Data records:
* start *
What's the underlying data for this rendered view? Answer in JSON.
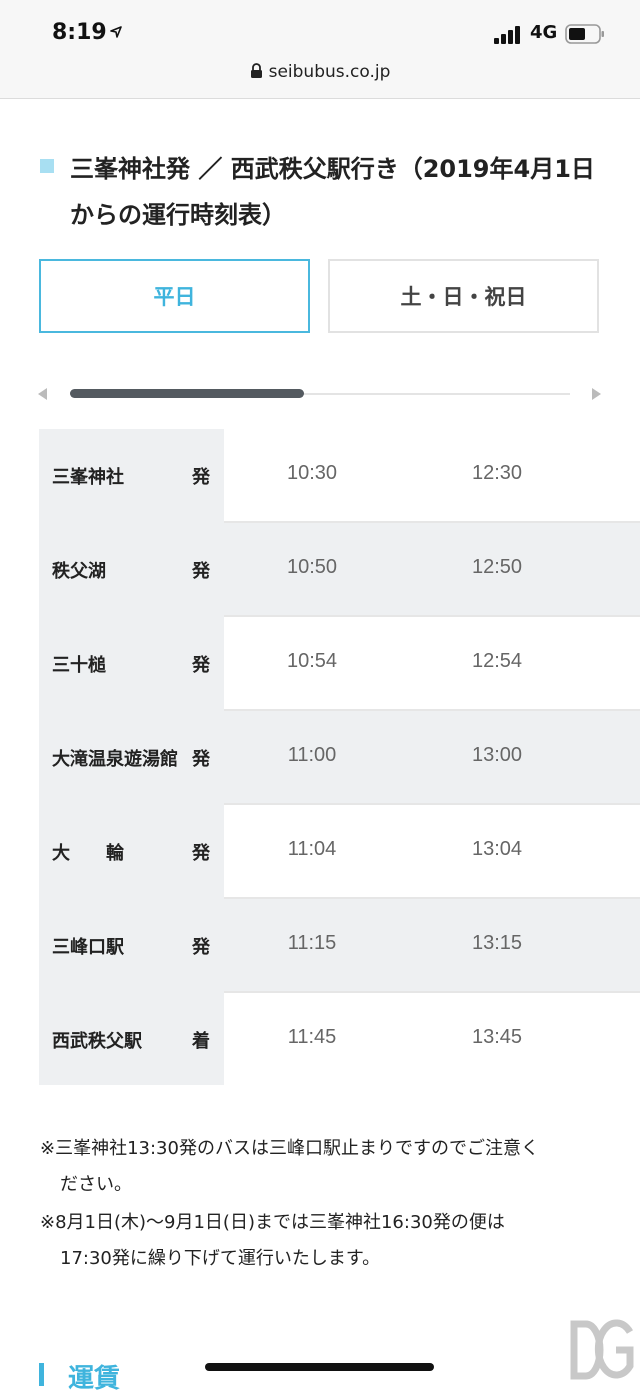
{
  "status_bar": {
    "time": "8:19",
    "network": "4G"
  },
  "browser": {
    "url": "seibubus.co.jp"
  },
  "heading": {
    "title": "三峯神社発 ／ 西武秩父駅行き（2019年4月1日からの運行時刻表）"
  },
  "tabs": [
    {
      "label": "平日",
      "active": true
    },
    {
      "label": "土・日・祝日",
      "active": false
    }
  ],
  "timetable": {
    "rows": [
      {
        "stop": "三峯神社",
        "direction": "発",
        "times": [
          "10:30",
          "12:30"
        ]
      },
      {
        "stop": "秩父湖",
        "direction": "発",
        "times": [
          "10:50",
          "12:50"
        ]
      },
      {
        "stop": "三十槌",
        "direction": "発",
        "times": [
          "10:54",
          "12:54"
        ]
      },
      {
        "stop": "大滝温泉遊湯館",
        "direction": "発",
        "times": [
          "11:00",
          "13:00"
        ]
      },
      {
        "stop": "大　　輪",
        "direction": "発",
        "times": [
          "11:04",
          "13:04"
        ]
      },
      {
        "stop": "三峰口駅",
        "direction": "発",
        "times": [
          "11:15",
          "13:15"
        ]
      },
      {
        "stop": "西武秩父駅",
        "direction": "着",
        "times": [
          "11:45",
          "13:45"
        ]
      }
    ]
  },
  "notes": [
    {
      "line1": "※三峯神社13:30発のバスは三峰口駅止まりですのでご注意く",
      "line2": "ださい。"
    },
    {
      "line1": "※8月1日(木)〜9月1日(日)までは三峯神社16:30発の便は",
      "line2": "17:30発に繰り下げて運行いたします。"
    }
  ],
  "next_section": {
    "heading": "運賃"
  },
  "colors": {
    "accent": "#3fb4dd",
    "marker": "#a8dff2",
    "stop_bg": "#eef0f2"
  },
  "icons": {
    "location": "location-arrow-icon",
    "lock": "lock-icon",
    "logo": "dg-logo"
  }
}
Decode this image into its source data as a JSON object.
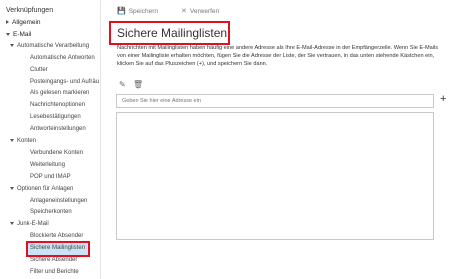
{
  "sidebar": {
    "title": "Verknüpfungen",
    "items": [
      {
        "label": "Allgemein",
        "level": 0,
        "expander": "right"
      },
      {
        "label": "E-Mail",
        "level": 0,
        "expander": "down"
      },
      {
        "label": "Automatische Verarbeitung",
        "level": 1,
        "expander": "down"
      },
      {
        "label": "Automatische Antworten",
        "level": 2
      },
      {
        "label": "Clutter",
        "level": 2
      },
      {
        "label": "Posteingangs- und Aufräu",
        "level": 2
      },
      {
        "label": "Als gelesen markieren",
        "level": 2
      },
      {
        "label": "Nachrichtenoptionen",
        "level": 2
      },
      {
        "label": "Lesebestätigungen",
        "level": 2
      },
      {
        "label": "Antworteinstellungen",
        "level": 2
      },
      {
        "label": "Konten",
        "level": 1,
        "expander": "down"
      },
      {
        "label": "Verbundene Konten",
        "level": 2
      },
      {
        "label": "Weiterleitung",
        "level": 2
      },
      {
        "label": "POP und IMAP",
        "level": 2
      },
      {
        "label": "Optionen für Anlagen",
        "level": 1,
        "expander": "down"
      },
      {
        "label": "Anlageneinstellungen",
        "level": 2
      },
      {
        "label": "Speicherkonten",
        "level": 2
      },
      {
        "label": "Junk-E-Mail",
        "level": 1,
        "expander": "down"
      },
      {
        "label": "Blockierte Absender",
        "level": 2
      },
      {
        "label": "Sichere Mailinglisten",
        "level": 2,
        "selected": true
      },
      {
        "label": "Sichere Absender",
        "level": 2
      },
      {
        "label": "Filter und Berichte",
        "level": 2
      }
    ]
  },
  "toolbar": {
    "save_label": "Speichern",
    "save_icon": "floppy-disk-icon",
    "discard_label": "Verwerfen",
    "discard_icon": "x-icon"
  },
  "main": {
    "title": "Sichere Mailinglisten",
    "description": "Nachrichten mit Mailinglisten haben häufig eine andere Adresse als Ihre E-Mail-Adresse in der Empfängerzeile. Wenn Sie E-Mails von einer Mailingliste erhalten möchten, fügen Sie die Adresse der Liste, der Sie vertrauen, in das unten stehende Kästchen ein, klicken Sie auf das Pluszeichen (+), und speichern Sie dann.",
    "edit_icon": "pencil-icon",
    "delete_icon": "trash-icon",
    "input_placeholder": "Geben Sie hier eine Adresse ein",
    "add_label": "+",
    "list_items": []
  },
  "colors": {
    "highlight_border": "#e01020",
    "selected_background": "#cce3f6"
  }
}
* end *
:: GOAL ::
Repeat the data exactly, dropping every picture it holds.

:: RESPONSE TO THIS TASK ::
What's the underlying data for this rendered view? Answer in JSON.
{
  "status_bar": {
    "time": "8:19",
    "network": "4G"
  },
  "browser": {
    "url": "seibubus.co.jp"
  },
  "heading": {
    "title": "三峯神社発 ／ 西武秩父駅行き（2019年4月1日からの運行時刻表）"
  },
  "tabs": [
    {
      "label": "平日",
      "active": true
    },
    {
      "label": "土・日・祝日",
      "active": false
    }
  ],
  "timetable": {
    "rows": [
      {
        "stop": "三峯神社",
        "direction": "発",
        "times": [
          "10:30",
          "12:30"
        ]
      },
      {
        "stop": "秩父湖",
        "direction": "発",
        "times": [
          "10:50",
          "12:50"
        ]
      },
      {
        "stop": "三十槌",
        "direction": "発",
        "times": [
          "10:54",
          "12:54"
        ]
      },
      {
        "stop": "大滝温泉遊湯館",
        "direction": "発",
        "times": [
          "11:00",
          "13:00"
        ]
      },
      {
        "stop": "大　　輪",
        "direction": "発",
        "times": [
          "11:04",
          "13:04"
        ]
      },
      {
        "stop": "三峰口駅",
        "direction": "発",
        "times": [
          "11:15",
          "13:15"
        ]
      },
      {
        "stop": "西武秩父駅",
        "direction": "着",
        "times": [
          "11:45",
          "13:45"
        ]
      }
    ]
  },
  "notes": [
    {
      "line1": "※三峯神社13:30発のバスは三峰口駅止まりですのでご注意く",
      "line2": "ださい。"
    },
    {
      "line1": "※8月1日(木)〜9月1日(日)までは三峯神社16:30発の便は",
      "line2": "17:30発に繰り下げて運行いたします。"
    }
  ],
  "next_section": {
    "heading": "運賃"
  },
  "colors": {
    "accent": "#3fb4dd",
    "marker": "#a8dff2",
    "stop_bg": "#eef0f2"
  },
  "icons": {
    "location": "location-arrow-icon",
    "lock": "lock-icon",
    "logo": "dg-logo"
  }
}
Decode this image into its source data as a JSON object.
{
  "sidebar": {
    "title": "Verknüpfungen",
    "items": [
      {
        "label": "Allgemein",
        "level": 0,
        "expander": "right"
      },
      {
        "label": "E-Mail",
        "level": 0,
        "expander": "down"
      },
      {
        "label": "Automatische Verarbeitung",
        "level": 1,
        "expander": "down"
      },
      {
        "label": "Automatische Antworten",
        "level": 2
      },
      {
        "label": "Clutter",
        "level": 2
      },
      {
        "label": "Posteingangs- und Aufräu",
        "level": 2
      },
      {
        "label": "Als gelesen markieren",
        "level": 2
      },
      {
        "label": "Nachrichtenoptionen",
        "level": 2
      },
      {
        "label": "Lesebestätigungen",
        "level": 2
      },
      {
        "label": "Antworteinstellungen",
        "level": 2
      },
      {
        "label": "Konten",
        "level": 1,
        "expander": "down"
      },
      {
        "label": "Verbundene Konten",
        "level": 2
      },
      {
        "label": "Weiterleitung",
        "level": 2
      },
      {
        "label": "POP und IMAP",
        "level": 2
      },
      {
        "label": "Optionen für Anlagen",
        "level": 1,
        "expander": "down"
      },
      {
        "label": "Anlageneinstellungen",
        "level": 2
      },
      {
        "label": "Speicherkonten",
        "level": 2
      },
      {
        "label": "Junk-E-Mail",
        "level": 1,
        "expander": "down"
      },
      {
        "label": "Blockierte Absender",
        "level": 2
      },
      {
        "label": "Sichere Mailinglisten",
        "level": 2,
        "selected": true
      },
      {
        "label": "Sichere Absender",
        "level": 2
      },
      {
        "label": "Filter und Berichte",
        "level": 2
      }
    ]
  },
  "toolbar": {
    "save_label": "Speichern",
    "save_icon": "floppy-disk-icon",
    "discard_label": "Verwerfen",
    "discard_icon": "x-icon"
  },
  "main": {
    "title": "Sichere Mailinglisten",
    "description": "Nachrichten mit Mailinglisten haben häufig eine andere Adresse als Ihre E-Mail-Adresse in der Empfängerzeile. Wenn Sie E-Mails von einer Mailingliste erhalten möchten, fügen Sie die Adresse der Liste, der Sie vertrauen, in das unten stehende Kästchen ein, klicken Sie auf das Pluszeichen (+), und speichern Sie dann.",
    "edit_icon": "pencil-icon",
    "delete_icon": "trash-icon",
    "input_placeholder": "Geben Sie hier eine Adresse ein",
    "add_label": "+",
    "list_items": []
  },
  "colors": {
    "highlight_border": "#e01020",
    "selected_background": "#cce3f6"
  }
}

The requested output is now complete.